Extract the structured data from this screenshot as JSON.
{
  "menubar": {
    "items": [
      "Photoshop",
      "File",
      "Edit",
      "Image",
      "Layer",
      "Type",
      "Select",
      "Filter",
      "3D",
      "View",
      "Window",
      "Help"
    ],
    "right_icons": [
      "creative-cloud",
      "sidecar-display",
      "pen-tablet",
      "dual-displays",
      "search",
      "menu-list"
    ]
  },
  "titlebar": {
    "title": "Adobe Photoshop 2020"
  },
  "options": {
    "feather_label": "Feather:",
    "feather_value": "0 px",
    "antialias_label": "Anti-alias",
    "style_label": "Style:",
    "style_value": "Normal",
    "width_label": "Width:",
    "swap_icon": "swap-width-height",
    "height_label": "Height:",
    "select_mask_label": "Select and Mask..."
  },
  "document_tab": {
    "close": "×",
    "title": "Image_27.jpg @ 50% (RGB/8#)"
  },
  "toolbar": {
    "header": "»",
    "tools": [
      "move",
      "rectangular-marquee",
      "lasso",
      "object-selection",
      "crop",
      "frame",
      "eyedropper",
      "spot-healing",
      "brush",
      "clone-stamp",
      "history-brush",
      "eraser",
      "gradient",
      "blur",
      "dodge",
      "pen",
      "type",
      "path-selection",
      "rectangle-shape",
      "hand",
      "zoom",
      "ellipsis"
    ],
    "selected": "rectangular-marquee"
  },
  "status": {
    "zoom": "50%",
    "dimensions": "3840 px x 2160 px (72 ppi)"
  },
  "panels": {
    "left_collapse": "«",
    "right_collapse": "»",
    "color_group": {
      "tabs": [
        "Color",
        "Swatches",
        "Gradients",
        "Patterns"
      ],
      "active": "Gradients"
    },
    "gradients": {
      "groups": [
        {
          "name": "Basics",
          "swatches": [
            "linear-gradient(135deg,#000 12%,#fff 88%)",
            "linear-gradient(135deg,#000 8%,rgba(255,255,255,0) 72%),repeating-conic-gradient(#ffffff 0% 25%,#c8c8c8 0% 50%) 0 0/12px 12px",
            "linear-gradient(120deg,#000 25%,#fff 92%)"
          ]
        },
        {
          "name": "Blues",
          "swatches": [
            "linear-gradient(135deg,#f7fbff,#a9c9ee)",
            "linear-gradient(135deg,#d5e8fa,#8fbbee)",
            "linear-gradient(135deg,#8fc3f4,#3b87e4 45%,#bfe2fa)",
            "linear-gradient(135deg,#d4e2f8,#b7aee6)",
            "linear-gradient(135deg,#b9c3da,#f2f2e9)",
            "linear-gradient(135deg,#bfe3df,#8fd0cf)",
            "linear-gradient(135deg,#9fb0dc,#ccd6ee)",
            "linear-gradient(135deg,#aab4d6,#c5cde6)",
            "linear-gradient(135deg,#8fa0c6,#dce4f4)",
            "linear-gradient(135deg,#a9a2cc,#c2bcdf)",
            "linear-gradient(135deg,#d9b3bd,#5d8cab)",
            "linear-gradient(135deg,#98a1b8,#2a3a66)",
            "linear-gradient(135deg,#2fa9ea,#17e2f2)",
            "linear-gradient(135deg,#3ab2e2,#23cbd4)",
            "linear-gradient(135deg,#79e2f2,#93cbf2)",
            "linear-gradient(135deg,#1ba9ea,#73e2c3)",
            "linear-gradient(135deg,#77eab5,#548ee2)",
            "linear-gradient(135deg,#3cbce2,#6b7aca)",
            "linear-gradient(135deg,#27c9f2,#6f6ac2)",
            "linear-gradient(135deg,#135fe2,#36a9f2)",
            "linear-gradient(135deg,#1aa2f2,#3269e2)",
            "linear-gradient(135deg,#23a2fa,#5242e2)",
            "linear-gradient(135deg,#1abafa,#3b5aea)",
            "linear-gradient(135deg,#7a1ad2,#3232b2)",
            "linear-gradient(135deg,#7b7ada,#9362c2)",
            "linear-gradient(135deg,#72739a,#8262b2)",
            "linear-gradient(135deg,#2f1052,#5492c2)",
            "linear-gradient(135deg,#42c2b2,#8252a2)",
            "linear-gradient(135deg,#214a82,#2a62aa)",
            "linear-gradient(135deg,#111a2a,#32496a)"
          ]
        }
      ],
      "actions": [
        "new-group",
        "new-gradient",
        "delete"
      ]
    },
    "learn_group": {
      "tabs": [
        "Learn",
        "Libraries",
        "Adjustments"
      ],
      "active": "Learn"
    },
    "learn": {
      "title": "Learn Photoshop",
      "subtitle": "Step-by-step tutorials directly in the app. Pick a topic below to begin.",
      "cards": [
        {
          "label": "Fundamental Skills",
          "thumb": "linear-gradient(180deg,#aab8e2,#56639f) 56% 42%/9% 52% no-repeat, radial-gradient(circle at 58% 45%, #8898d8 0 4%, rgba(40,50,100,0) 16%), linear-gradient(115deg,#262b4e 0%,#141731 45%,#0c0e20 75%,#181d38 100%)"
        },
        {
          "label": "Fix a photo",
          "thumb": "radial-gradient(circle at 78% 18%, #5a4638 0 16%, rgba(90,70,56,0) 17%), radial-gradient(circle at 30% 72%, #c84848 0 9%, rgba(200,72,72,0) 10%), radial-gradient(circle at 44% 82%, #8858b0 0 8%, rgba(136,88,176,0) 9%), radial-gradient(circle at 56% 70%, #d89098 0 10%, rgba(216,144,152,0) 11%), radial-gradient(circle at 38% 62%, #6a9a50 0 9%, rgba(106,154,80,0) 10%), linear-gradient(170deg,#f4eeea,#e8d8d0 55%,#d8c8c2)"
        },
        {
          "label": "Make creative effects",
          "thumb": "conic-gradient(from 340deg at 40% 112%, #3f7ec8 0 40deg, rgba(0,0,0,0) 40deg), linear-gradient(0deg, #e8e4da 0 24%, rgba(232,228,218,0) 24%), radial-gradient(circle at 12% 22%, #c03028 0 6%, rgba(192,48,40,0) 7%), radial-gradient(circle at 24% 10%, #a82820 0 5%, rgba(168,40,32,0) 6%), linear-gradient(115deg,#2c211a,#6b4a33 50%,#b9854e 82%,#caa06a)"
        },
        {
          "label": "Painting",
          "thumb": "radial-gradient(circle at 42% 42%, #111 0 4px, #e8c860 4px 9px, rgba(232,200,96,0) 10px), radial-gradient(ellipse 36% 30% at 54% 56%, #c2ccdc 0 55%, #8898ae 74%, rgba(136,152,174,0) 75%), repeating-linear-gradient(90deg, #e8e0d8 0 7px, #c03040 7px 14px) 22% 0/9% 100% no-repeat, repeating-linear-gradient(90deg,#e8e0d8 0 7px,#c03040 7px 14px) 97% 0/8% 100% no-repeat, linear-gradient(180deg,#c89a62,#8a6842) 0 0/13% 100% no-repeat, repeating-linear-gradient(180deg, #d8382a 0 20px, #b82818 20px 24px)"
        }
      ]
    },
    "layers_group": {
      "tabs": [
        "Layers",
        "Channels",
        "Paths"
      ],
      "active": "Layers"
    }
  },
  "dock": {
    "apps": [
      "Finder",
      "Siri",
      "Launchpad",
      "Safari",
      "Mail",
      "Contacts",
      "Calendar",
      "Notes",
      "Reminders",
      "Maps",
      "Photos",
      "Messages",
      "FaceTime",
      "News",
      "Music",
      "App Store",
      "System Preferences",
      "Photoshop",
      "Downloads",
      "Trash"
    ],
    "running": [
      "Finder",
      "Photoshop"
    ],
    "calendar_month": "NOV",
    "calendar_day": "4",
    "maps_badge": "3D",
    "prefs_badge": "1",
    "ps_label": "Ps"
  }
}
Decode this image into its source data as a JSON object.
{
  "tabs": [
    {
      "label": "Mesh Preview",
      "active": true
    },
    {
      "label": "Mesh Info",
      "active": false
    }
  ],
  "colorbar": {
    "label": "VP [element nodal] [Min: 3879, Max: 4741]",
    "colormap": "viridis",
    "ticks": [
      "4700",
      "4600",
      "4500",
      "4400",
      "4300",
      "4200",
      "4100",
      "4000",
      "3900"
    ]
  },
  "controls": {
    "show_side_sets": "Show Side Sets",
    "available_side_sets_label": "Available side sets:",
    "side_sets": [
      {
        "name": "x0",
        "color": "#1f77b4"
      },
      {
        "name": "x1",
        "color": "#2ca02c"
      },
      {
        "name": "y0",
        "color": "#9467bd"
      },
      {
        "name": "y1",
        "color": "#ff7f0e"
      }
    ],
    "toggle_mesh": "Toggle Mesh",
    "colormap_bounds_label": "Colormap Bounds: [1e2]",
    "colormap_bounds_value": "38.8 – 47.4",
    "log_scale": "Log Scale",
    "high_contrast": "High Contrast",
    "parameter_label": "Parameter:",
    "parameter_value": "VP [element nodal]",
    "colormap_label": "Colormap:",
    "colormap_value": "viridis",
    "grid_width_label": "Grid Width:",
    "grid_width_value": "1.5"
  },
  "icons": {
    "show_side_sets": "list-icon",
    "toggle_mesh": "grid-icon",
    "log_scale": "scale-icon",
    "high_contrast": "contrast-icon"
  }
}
.....
Set out exactly the run of lines that begins at the line holding "Decode this image" and ends at the last line of the data.

Decode this image into its source data as a JSON object.
{
  "tabs": [
    {
      "label": "Mesh Preview",
      "active": true
    },
    {
      "label": "Mesh Info",
      "active": false
    }
  ],
  "colorbar": {
    "label": "VP [element nodal] [Min: 3879, Max: 4741]",
    "colormap": "viridis",
    "ticks": [
      "4700",
      "4600",
      "4500",
      "4400",
      "4300",
      "4200",
      "4100",
      "4000",
      "3900"
    ]
  },
  "controls": {
    "show_side_sets": "Show Side Sets",
    "available_side_sets_label": "Available side sets:",
    "side_sets": [
      {
        "name": "x0",
        "color": "#1f77b4"
      },
      {
        "name": "x1",
        "color": "#2ca02c"
      },
      {
        "name": "y0",
        "color": "#9467bd"
      },
      {
        "name": "y1",
        "color": "#ff7f0e"
      }
    ],
    "toggle_mesh": "Toggle Mesh",
    "colormap_bounds_label": "Colormap Bounds: [1e2]",
    "colormap_bounds_value": "38.8 – 47.4",
    "log_scale": "Log Scale",
    "high_contrast": "High Contrast",
    "parameter_label": "Parameter:",
    "parameter_value": "VP [element nodal]",
    "colormap_label": "Colormap:",
    "colormap_value": "viridis",
    "grid_width_label": "Grid Width:",
    "grid_width_value": "1.5"
  },
  "icons": {
    "show_side_sets": "list-icon",
    "toggle_mesh": "grid-icon",
    "log_scale": "scale-icon",
    "high_contrast": "contrast-icon"
  }
}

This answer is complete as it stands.